→ What to produce
Would you copy out the whole listing exactly as given?

→ Materials provided
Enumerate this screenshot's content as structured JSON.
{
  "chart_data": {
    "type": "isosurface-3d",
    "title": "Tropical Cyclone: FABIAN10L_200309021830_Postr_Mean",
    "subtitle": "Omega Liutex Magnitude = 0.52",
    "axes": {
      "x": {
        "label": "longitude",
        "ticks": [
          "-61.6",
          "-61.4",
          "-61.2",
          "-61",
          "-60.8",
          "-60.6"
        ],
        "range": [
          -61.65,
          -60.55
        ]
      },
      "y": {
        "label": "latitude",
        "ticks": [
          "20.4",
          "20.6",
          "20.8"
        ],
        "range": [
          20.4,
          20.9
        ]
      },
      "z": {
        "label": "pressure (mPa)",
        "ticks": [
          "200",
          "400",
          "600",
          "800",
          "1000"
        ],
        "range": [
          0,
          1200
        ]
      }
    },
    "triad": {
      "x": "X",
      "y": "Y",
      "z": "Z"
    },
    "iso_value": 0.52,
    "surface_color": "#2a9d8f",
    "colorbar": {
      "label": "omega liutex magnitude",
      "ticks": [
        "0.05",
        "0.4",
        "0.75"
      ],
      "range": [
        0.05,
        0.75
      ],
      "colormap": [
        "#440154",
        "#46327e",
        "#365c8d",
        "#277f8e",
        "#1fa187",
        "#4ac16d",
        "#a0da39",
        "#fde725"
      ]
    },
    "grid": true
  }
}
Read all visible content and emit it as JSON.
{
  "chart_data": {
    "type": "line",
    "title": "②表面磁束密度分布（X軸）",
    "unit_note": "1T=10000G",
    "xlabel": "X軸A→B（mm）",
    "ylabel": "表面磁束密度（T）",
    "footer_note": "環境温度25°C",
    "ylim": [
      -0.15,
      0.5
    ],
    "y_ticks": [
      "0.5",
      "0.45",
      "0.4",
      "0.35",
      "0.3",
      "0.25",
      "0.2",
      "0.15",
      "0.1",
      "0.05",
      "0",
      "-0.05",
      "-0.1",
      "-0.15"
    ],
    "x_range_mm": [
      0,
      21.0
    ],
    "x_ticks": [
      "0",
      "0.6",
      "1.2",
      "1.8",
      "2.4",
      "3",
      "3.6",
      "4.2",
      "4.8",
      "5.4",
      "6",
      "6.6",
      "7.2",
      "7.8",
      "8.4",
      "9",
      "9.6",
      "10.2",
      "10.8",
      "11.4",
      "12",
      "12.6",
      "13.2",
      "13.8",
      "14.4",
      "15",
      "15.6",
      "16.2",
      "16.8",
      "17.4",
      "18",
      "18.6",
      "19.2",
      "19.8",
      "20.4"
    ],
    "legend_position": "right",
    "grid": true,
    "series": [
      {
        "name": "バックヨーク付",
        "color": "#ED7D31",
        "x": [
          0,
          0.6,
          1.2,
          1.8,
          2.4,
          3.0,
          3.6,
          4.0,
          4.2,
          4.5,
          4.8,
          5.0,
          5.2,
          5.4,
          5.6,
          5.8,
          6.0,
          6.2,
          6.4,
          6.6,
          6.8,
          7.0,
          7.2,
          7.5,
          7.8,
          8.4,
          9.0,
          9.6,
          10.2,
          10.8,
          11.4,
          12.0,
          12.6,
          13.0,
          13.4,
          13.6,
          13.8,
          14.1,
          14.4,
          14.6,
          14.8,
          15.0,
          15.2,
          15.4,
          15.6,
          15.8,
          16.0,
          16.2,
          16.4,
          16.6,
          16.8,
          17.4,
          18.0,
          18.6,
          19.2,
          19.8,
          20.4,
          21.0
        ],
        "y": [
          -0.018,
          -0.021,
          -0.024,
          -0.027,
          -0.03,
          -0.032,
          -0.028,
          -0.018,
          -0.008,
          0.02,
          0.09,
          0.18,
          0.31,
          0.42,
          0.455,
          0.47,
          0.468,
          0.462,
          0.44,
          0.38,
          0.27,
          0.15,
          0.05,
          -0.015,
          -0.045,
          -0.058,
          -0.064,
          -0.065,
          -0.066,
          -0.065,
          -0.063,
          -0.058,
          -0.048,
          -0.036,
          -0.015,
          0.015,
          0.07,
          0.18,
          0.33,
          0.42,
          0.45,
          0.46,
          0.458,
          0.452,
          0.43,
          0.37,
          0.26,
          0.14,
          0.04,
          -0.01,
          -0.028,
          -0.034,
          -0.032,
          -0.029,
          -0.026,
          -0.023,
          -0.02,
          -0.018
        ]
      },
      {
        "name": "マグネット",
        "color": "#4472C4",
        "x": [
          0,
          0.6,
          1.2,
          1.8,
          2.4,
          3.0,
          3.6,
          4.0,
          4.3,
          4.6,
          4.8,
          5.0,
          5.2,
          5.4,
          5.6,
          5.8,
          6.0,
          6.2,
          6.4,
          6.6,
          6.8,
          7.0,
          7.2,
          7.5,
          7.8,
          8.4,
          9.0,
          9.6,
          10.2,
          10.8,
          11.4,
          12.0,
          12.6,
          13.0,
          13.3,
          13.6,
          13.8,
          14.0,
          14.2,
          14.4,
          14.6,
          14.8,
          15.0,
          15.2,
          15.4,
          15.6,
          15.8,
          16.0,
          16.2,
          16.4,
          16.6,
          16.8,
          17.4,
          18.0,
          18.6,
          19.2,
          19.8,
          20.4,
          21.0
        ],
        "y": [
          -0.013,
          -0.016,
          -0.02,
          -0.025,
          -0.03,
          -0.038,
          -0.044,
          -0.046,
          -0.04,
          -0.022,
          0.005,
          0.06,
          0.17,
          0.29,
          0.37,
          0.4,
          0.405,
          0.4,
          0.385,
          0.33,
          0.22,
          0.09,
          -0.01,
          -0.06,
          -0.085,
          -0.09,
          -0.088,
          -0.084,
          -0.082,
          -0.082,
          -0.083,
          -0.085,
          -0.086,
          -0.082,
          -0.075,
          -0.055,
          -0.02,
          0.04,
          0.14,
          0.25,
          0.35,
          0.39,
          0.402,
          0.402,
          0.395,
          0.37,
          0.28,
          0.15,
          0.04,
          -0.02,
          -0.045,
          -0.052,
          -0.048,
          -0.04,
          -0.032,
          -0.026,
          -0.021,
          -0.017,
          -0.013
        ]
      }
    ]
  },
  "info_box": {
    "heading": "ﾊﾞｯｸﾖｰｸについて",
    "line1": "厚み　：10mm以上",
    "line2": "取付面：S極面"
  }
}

→ The response
Enumerate this screenshot's content as structured JSON.
{
  "chart_data": {
    "type": "isosurface-3d",
    "title": "Tropical Cyclone: FABIAN10L_200309021830_Postr_Mean",
    "subtitle": "Omega Liutex Magnitude = 0.52",
    "axes": {
      "x": {
        "label": "longitude",
        "ticks": [
          "-61.6",
          "-61.4",
          "-61.2",
          "-61",
          "-60.8",
          "-60.6"
        ],
        "range": [
          -61.65,
          -60.55
        ]
      },
      "y": {
        "label": "latitude",
        "ticks": [
          "20.4",
          "20.6",
          "20.8"
        ],
        "range": [
          20.4,
          20.9
        ]
      },
      "z": {
        "label": "pressure (mPa)",
        "ticks": [
          "200",
          "400",
          "600",
          "800",
          "1000"
        ],
        "range": [
          0,
          1200
        ]
      }
    },
    "triad": {
      "x": "X",
      "y": "Y",
      "z": "Z"
    },
    "iso_value": 0.52,
    "surface_color": "#2a9d8f",
    "colorbar": {
      "label": "omega liutex magnitude",
      "ticks": [
        "0.05",
        "0.4",
        "0.75"
      ],
      "range": [
        0.05,
        0.75
      ],
      "colormap": [
        "#440154",
        "#46327e",
        "#365c8d",
        "#277f8e",
        "#1fa187",
        "#4ac16d",
        "#a0da39",
        "#fde725"
      ]
    },
    "grid": true
  }
}
Read all visible content and emit it as JSON.
{
  "chart_data": {
    "type": "line",
    "title": "②表面磁束密度分布（X軸）",
    "unit_note": "1T=10000G",
    "xlabel": "X軸A→B（mm）",
    "ylabel": "表面磁束密度（T）",
    "footer_note": "環境温度25°C",
    "ylim": [
      -0.15,
      0.5
    ],
    "y_ticks": [
      "0.5",
      "0.45",
      "0.4",
      "0.35",
      "0.3",
      "0.25",
      "0.2",
      "0.15",
      "0.1",
      "0.05",
      "0",
      "-0.05",
      "-0.1",
      "-0.15"
    ],
    "x_range_mm": [
      0,
      21.0
    ],
    "x_ticks": [
      "0",
      "0.6",
      "1.2",
      "1.8",
      "2.4",
      "3",
      "3.6",
      "4.2",
      "4.8",
      "5.4",
      "6",
      "6.6",
      "7.2",
      "7.8",
      "8.4",
      "9",
      "9.6",
      "10.2",
      "10.8",
      "11.4",
      "12",
      "12.6",
      "13.2",
      "13.8",
      "14.4",
      "15",
      "15.6",
      "16.2",
      "16.8",
      "17.4",
      "18",
      "18.6",
      "19.2",
      "19.8",
      "20.4"
    ],
    "legend_position": "right",
    "grid": true,
    "series": [
      {
        "name": "バックヨーク付",
        "color": "#ED7D31",
        "x": [
          0,
          0.6,
          1.2,
          1.8,
          2.4,
          3.0,
          3.6,
          4.0,
          4.2,
          4.5,
          4.8,
          5.0,
          5.2,
          5.4,
          5.6,
          5.8,
          6.0,
          6.2,
          6.4,
          6.6,
          6.8,
          7.0,
          7.2,
          7.5,
          7.8,
          8.4,
          9.0,
          9.6,
          10.2,
          10.8,
          11.4,
          12.0,
          12.6,
          13.0,
          13.4,
          13.6,
          13.8,
          14.1,
          14.4,
          14.6,
          14.8,
          15.0,
          15.2,
          15.4,
          15.6,
          15.8,
          16.0,
          16.2,
          16.4,
          16.6,
          16.8,
          17.4,
          18.0,
          18.6,
          19.2,
          19.8,
          20.4,
          21.0
        ],
        "y": [
          -0.018,
          -0.021,
          -0.024,
          -0.027,
          -0.03,
          -0.032,
          -0.028,
          -0.018,
          -0.008,
          0.02,
          0.09,
          0.18,
          0.31,
          0.42,
          0.455,
          0.47,
          0.468,
          0.462,
          0.44,
          0.38,
          0.27,
          0.15,
          0.05,
          -0.015,
          -0.045,
          -0.058,
          -0.064,
          -0.065,
          -0.066,
          -0.065,
          -0.063,
          -0.058,
          -0.048,
          -0.036,
          -0.015,
          0.015,
          0.07,
          0.18,
          0.33,
          0.42,
          0.45,
          0.46,
          0.458,
          0.452,
          0.43,
          0.37,
          0.26,
          0.14,
          0.04,
          -0.01,
          -0.028,
          -0.034,
          -0.032,
          -0.029,
          -0.026,
          -0.023,
          -0.02,
          -0.018
        ]
      },
      {
        "name": "マグネット",
        "color": "#4472C4",
        "x": [
          0,
          0.6,
          1.2,
          1.8,
          2.4,
          3.0,
          3.6,
          4.0,
          4.3,
          4.6,
          4.8,
          5.0,
          5.2,
          5.4,
          5.6,
          5.8,
          6.0,
          6.2,
          6.4,
          6.6,
          6.8,
          7.0,
          7.2,
          7.5,
          7.8,
          8.4,
          9.0,
          9.6,
          10.2,
          10.8,
          11.4,
          12.0,
          12.6,
          13.0,
          13.3,
          13.6,
          13.8,
          14.0,
          14.2,
          14.4,
          14.6,
          14.8,
          15.0,
          15.2,
          15.4,
          15.6,
          15.8,
          16.0,
          16.2,
          16.4,
          16.6,
          16.8,
          17.4,
          18.0,
          18.6,
          19.2,
          19.8,
          20.4,
          21.0
        ],
        "y": [
          -0.013,
          -0.016,
          -0.02,
          -0.025,
          -0.03,
          -0.038,
          -0.044,
          -0.046,
          -0.04,
          -0.022,
          0.005,
          0.06,
          0.17,
          0.29,
          0.37,
          0.4,
          0.405,
          0.4,
          0.385,
          0.33,
          0.22,
          0.09,
          -0.01,
          -0.06,
          -0.085,
          -0.09,
          -0.088,
          -0.084,
          -0.082,
          -0.082,
          -0.083,
          -0.085,
          -0.086,
          -0.082,
          -0.075,
          -0.055,
          -0.02,
          0.04,
          0.14,
          0.25,
          0.35,
          0.39,
          0.402,
          0.402,
          0.395,
          0.37,
          0.28,
          0.15,
          0.04,
          -0.02,
          -0.045,
          -0.052,
          -0.048,
          -0.04,
          -0.032,
          -0.026,
          -0.021,
          -0.017,
          -0.013
        ]
      }
    ]
  },
  "info_box": {
    "heading": "ﾊﾞｯｸﾖｰｸについて",
    "line1": "厚み　：10mm以上",
    "line2": "取付面：S極面"
  }
}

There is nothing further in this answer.